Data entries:
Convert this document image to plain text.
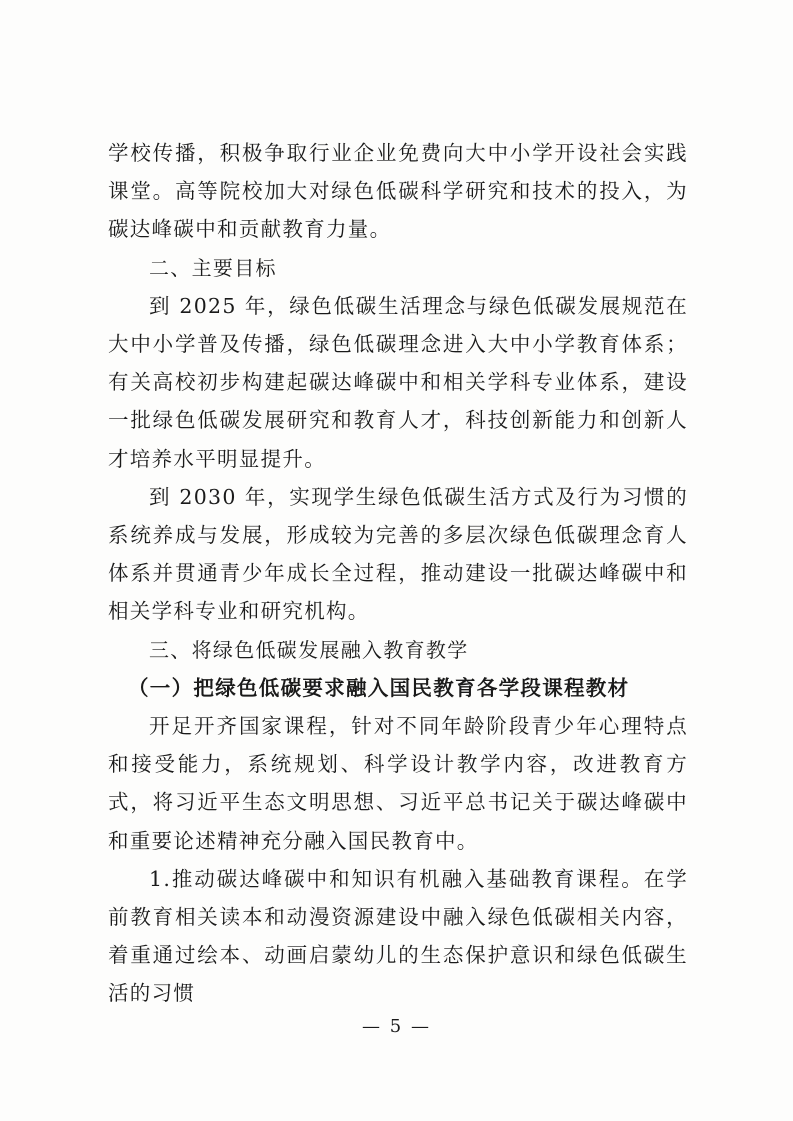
学校传播，积极争取行业企业免费向大中小学开设社会实践课堂。高等院校加大对绿色低碳科学研究和技术的投入，为碳达峰碳中和贡献教育力量。

二、主要目标

到 2025 年，绿色低碳生活理念与绿色低碳发展规范在大中小学普及传播，绿色低碳理念进入大中小学教育体系；有关高校初步构建起碳达峰碳中和相关学科专业体系，建设一批绿色低碳发展研究和教育人才，科技创新能力和创新人才培养水平明显提升。

到 2030 年，实现学生绿色低碳生活方式及行为习惯的系统养成与发展，形成较为完善的多层次绿色低碳理念育人体系并贯通青少年成长全过程，推动建设一批碳达峰碳中和相关学科专业和研究机构。

三、将绿色低碳发展融入教育教学
（一）把绿色低碳要求融入国民教育各学段课程教材

开足开齐国家课程，针对不同年龄阶段青少年心理特点和接受能力，系统规划、科学设计教学内容，改进教育方式，将习近平生态文明思想、习近平总书记关于碳达峰碳中和重要论述精神充分融入国民教育中。

1.推动碳达峰碳中和知识有机融入基础教育课程。在学前教育相关读本和动漫资源建设中融入绿色低碳相关内容，着重通过绘本、动画启蒙幼儿的生态保护意识和绿色低碳生活的习惯

— 5 —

* _Written request_
Omit every picture while copying the listing above exactly.

* _Exercise solution_
Convert this document image to plain text.
学校传播，积极争取行业企业免费向大中小学开设社会实践课堂。高等院校加大对绿色低碳科学研究和技术的投入，为碳达峰碳中和贡献教育力量。

二、主要目标

到 2025 年，绿色低碳生活理念与绿色低碳发展规范在大中小学普及传播，绿色低碳理念进入大中小学教育体系；有关高校初步构建起碳达峰碳中和相关学科专业体系，建设一批绿色低碳发展研究和教育人才，科技创新能力和创新人才培养水平明显提升。

到 2030 年，实现学生绿色低碳生活方式及行为习惯的系统养成与发展，形成较为完善的多层次绿色低碳理念育人体系并贯通青少年成长全过程，推动建设一批碳达峰碳中和相关学科专业和研究机构。

三、将绿色低碳发展融入教育教学
（一）把绿色低碳要求融入国民教育各学段课程教材

开足开齐国家课程，针对不同年龄阶段青少年心理特点和接受能力，系统规划、科学设计教学内容，改进教育方式，将习近平生态文明思想、习近平总书记关于碳达峰碳中和重要论述精神充分融入国民教育中。

1.推动碳达峰碳中和知识有机融入基础教育课程。在学前教育相关读本和动漫资源建设中融入绿色低碳相关内容，着重通过绘本、动画启蒙幼儿的生态保护意识和绿色低碳生活的习惯

— 5 —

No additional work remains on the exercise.